__WHAT YOU ARE ASKED TO DO__. Copy every line of the following data that includes the string "Agregar".

__SUPPLIED MATERIAL__.
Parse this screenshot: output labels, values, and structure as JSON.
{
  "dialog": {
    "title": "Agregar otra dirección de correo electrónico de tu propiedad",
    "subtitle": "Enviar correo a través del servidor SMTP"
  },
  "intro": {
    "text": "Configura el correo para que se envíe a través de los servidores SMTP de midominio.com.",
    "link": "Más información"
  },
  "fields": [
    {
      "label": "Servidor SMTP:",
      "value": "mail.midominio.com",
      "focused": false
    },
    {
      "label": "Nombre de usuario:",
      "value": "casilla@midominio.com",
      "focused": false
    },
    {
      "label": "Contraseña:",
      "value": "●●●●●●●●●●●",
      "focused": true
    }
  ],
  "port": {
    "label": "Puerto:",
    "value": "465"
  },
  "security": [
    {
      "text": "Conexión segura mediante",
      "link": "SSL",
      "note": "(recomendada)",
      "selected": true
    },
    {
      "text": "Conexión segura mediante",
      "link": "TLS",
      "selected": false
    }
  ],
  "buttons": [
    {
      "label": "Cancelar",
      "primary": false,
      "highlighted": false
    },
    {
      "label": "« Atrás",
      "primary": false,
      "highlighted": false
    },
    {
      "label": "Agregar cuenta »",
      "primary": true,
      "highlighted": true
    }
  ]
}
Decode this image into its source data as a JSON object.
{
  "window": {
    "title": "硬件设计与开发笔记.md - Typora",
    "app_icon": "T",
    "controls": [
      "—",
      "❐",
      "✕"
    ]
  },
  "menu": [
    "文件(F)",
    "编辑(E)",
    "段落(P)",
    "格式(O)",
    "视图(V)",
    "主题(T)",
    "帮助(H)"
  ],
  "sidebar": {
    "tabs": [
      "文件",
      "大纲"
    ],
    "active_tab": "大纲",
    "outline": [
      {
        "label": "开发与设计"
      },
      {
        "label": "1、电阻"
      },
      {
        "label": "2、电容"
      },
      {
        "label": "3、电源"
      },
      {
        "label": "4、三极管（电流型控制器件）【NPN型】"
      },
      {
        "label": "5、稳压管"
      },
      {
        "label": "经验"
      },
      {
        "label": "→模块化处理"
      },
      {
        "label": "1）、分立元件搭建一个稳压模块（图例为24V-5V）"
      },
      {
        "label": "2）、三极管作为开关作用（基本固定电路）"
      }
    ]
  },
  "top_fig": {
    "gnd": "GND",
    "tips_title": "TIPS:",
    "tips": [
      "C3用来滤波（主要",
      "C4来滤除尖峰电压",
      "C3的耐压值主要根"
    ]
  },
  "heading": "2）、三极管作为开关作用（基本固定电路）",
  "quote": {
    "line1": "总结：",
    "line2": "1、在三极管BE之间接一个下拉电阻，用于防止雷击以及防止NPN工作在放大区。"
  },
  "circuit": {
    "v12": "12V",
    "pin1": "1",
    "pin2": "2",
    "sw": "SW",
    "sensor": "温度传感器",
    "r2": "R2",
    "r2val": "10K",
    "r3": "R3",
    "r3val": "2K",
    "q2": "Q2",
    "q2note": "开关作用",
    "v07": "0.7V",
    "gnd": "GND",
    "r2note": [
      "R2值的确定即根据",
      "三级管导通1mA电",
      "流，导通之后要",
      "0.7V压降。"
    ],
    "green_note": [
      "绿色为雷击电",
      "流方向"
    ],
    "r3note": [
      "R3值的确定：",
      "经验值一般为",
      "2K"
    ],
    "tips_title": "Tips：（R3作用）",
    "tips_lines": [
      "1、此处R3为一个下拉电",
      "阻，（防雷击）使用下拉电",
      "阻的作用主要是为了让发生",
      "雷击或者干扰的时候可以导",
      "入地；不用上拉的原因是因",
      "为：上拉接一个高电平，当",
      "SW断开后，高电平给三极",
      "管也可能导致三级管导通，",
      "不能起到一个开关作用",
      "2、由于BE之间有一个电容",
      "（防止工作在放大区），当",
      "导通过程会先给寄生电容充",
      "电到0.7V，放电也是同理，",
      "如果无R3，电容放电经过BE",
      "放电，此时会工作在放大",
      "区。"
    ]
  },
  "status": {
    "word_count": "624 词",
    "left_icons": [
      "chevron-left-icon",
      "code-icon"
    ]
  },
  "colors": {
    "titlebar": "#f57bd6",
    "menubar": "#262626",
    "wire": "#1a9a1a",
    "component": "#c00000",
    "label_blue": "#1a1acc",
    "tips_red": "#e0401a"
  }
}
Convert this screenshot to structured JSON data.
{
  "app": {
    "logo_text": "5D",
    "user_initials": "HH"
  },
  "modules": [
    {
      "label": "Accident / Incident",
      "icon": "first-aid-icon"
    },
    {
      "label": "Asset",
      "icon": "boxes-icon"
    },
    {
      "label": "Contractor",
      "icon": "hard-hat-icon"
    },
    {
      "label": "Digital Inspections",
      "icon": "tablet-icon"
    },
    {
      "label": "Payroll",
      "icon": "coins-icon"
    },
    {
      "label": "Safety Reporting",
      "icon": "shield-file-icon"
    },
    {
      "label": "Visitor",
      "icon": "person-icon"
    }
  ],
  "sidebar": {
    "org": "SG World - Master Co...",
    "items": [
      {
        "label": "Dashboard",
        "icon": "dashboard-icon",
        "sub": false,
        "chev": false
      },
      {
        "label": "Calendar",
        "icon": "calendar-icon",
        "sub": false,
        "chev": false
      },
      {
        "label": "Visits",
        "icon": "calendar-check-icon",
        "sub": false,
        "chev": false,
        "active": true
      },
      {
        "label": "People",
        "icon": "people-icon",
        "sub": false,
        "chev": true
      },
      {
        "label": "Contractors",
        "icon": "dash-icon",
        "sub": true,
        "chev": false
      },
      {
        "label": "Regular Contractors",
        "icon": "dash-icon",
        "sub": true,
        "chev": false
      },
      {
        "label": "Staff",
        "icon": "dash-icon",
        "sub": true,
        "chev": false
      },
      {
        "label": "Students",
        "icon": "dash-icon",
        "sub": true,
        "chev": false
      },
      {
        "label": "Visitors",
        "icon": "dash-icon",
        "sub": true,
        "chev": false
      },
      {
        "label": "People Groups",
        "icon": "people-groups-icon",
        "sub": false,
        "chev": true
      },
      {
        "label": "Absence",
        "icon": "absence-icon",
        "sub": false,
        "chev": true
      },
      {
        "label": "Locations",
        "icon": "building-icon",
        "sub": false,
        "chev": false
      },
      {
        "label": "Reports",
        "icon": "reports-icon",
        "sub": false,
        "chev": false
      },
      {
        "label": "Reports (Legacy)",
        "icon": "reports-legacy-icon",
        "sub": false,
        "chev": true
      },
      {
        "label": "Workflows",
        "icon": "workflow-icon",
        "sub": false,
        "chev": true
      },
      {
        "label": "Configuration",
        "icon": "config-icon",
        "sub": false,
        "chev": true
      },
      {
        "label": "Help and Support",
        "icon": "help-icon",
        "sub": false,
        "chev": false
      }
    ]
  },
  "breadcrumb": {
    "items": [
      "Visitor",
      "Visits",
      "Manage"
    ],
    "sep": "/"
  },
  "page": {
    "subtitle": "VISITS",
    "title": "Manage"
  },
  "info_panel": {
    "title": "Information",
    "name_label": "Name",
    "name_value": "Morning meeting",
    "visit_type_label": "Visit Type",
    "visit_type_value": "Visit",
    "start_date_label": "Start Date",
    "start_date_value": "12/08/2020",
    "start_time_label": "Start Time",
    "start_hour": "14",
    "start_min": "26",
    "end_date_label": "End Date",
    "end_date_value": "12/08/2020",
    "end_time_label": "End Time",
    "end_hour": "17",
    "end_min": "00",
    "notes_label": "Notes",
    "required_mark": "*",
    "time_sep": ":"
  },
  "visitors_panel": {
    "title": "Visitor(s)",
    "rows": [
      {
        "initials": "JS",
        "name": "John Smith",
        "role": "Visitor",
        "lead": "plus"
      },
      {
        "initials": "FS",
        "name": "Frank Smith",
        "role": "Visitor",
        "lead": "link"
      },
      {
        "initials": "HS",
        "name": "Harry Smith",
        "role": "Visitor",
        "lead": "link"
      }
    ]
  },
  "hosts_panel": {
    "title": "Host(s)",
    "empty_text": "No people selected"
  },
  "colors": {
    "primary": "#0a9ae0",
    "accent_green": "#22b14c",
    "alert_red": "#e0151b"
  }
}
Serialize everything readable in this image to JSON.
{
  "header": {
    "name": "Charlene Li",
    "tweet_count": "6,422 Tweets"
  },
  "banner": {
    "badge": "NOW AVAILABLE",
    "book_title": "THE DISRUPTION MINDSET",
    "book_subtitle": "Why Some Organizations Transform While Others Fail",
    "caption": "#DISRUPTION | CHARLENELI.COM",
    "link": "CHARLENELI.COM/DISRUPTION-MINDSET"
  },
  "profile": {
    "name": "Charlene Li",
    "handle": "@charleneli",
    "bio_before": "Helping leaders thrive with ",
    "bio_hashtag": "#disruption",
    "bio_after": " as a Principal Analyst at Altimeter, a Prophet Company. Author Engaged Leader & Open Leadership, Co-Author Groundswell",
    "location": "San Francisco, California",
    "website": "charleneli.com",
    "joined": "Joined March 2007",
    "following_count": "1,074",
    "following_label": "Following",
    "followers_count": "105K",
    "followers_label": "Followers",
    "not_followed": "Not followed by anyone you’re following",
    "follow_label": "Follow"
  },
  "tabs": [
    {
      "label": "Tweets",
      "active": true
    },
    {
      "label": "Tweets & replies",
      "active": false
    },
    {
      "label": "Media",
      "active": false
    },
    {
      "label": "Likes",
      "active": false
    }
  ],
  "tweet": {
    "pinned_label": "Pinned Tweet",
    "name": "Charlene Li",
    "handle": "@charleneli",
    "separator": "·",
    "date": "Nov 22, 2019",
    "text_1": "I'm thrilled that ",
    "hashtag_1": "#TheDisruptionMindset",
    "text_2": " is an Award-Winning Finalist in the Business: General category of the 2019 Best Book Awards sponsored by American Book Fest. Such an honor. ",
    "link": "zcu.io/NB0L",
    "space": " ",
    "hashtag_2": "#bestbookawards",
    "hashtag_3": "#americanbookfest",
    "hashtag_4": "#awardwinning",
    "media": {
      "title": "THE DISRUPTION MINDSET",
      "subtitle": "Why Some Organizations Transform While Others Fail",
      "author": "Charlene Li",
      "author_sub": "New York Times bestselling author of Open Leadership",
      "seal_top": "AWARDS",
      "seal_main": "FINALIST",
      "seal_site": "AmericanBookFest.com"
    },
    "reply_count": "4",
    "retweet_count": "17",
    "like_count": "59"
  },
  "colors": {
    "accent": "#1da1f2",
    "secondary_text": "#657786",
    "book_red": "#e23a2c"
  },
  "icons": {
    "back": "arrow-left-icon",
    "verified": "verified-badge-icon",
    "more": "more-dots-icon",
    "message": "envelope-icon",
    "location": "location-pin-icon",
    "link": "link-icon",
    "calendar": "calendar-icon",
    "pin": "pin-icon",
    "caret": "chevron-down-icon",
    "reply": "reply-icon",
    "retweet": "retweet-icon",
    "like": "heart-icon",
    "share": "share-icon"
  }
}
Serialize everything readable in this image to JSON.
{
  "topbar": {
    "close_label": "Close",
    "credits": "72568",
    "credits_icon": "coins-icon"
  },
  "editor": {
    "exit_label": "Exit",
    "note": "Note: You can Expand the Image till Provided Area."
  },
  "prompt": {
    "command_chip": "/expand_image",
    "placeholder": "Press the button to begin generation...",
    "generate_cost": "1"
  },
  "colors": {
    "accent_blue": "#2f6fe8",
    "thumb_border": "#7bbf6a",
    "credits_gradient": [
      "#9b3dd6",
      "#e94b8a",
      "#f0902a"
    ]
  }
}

__RESPONSE TO THIS TASK__.
    "title": "Agregar otra dirección de correo electrónico de tu propiedad",
      "label": "Agregar cuenta »",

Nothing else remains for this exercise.